> [Testo di lettura]
========
Coronavirus, Giulio Tarro: “Il vaccino non serve. Italia e Lombardia hanno perso tempo”


Coronavirus. A parlare è Giulio Tarro, nato nel  1938, laureato all’Università Federico II con il massimo dei voti, allievo di Sabin (il virologo cui si deve il vaccino contro la poliomielite) e poi due volte candidato al Nobel per la Medicina. Protagonista di battaglie come quella contro la Sars e contro la sindrome respiratoria del medio oriente, a livello nazionale è conosciutissimo soprattutto per aver contribuito a sconfiggere il colera.

Il famoso virologo, ex dipendente dell’ospedale Cotugno ormai in pensione, si esprime sulla questione di un ipotetico vaccino per sconfiggere il Covid-19. Secondo il suo punto di vista potrebbe essere inutile.
========
[Dati per la comprensione dei documenti]

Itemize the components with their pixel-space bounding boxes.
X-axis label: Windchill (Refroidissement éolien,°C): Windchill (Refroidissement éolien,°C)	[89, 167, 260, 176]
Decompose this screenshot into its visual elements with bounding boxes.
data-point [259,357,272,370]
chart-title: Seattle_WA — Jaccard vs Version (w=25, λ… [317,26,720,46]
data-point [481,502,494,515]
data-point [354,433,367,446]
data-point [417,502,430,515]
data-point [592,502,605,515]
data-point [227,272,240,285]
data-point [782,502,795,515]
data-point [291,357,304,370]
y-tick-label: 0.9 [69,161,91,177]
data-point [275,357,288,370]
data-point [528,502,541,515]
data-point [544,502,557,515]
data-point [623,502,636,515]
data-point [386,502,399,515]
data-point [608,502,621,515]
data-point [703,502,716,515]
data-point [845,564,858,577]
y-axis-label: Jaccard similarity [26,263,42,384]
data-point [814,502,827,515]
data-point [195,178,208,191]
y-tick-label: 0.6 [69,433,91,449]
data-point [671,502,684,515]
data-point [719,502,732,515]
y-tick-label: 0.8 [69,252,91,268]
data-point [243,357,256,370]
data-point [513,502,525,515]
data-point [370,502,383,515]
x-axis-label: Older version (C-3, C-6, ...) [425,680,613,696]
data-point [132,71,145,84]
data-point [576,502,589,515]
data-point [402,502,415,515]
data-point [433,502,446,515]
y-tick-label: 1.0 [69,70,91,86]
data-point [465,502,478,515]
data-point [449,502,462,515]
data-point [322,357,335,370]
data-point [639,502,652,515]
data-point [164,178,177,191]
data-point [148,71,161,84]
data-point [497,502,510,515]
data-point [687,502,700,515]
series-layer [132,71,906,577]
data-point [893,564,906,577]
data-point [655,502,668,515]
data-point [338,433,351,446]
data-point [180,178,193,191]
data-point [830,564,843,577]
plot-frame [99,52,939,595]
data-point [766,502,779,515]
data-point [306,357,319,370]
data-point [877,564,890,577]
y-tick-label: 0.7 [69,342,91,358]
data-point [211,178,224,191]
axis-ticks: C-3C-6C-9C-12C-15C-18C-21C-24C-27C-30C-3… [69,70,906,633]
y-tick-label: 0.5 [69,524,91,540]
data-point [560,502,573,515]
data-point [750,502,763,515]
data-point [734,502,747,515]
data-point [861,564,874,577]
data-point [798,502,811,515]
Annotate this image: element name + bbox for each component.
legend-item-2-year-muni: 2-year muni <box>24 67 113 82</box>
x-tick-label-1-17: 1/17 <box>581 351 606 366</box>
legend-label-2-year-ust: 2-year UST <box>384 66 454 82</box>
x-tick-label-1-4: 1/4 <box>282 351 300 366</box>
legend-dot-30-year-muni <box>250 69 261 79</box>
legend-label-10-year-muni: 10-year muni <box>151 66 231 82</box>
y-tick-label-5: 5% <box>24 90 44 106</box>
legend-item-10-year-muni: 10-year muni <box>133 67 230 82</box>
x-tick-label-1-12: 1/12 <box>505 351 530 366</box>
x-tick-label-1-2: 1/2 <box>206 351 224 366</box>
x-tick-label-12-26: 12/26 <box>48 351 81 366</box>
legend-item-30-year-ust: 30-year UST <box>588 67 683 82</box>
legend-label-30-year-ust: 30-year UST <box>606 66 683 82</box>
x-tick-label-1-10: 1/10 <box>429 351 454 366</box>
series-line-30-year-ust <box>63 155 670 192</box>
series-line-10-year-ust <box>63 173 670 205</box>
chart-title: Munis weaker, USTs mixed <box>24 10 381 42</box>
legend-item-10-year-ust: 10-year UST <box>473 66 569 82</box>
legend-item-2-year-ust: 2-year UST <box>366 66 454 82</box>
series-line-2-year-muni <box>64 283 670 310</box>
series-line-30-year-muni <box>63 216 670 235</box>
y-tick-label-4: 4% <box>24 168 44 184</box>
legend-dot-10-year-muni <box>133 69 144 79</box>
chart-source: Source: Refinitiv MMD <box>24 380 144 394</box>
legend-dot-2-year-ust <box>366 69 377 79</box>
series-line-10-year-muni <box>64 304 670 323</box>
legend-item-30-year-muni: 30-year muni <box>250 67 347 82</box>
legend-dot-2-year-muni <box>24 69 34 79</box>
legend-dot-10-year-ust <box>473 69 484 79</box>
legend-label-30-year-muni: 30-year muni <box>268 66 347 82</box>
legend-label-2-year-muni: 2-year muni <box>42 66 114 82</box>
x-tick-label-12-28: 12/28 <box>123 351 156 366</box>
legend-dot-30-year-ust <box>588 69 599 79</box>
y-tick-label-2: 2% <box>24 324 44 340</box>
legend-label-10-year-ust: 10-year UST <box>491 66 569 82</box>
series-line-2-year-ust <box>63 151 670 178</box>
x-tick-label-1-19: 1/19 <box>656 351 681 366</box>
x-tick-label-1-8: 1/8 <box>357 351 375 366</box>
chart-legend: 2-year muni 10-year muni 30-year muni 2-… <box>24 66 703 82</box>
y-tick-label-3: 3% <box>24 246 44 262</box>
========
> [Istruzioni da seguire] Puoi riportare parola per parola il passo del testo di lettura su Giulio Tarro da "Il famoso virologo, ex" a "potrebbe essere inutile."?

> [Soluzione]
Il famoso virologo, ex dipendente dell’ospedale Cotugno ormai in pensione, si esprime sulla questione di un ipotetico vaccino per sconfiggere il Covid-19. Secondo il suo punto di vista potrebbe essere inutile.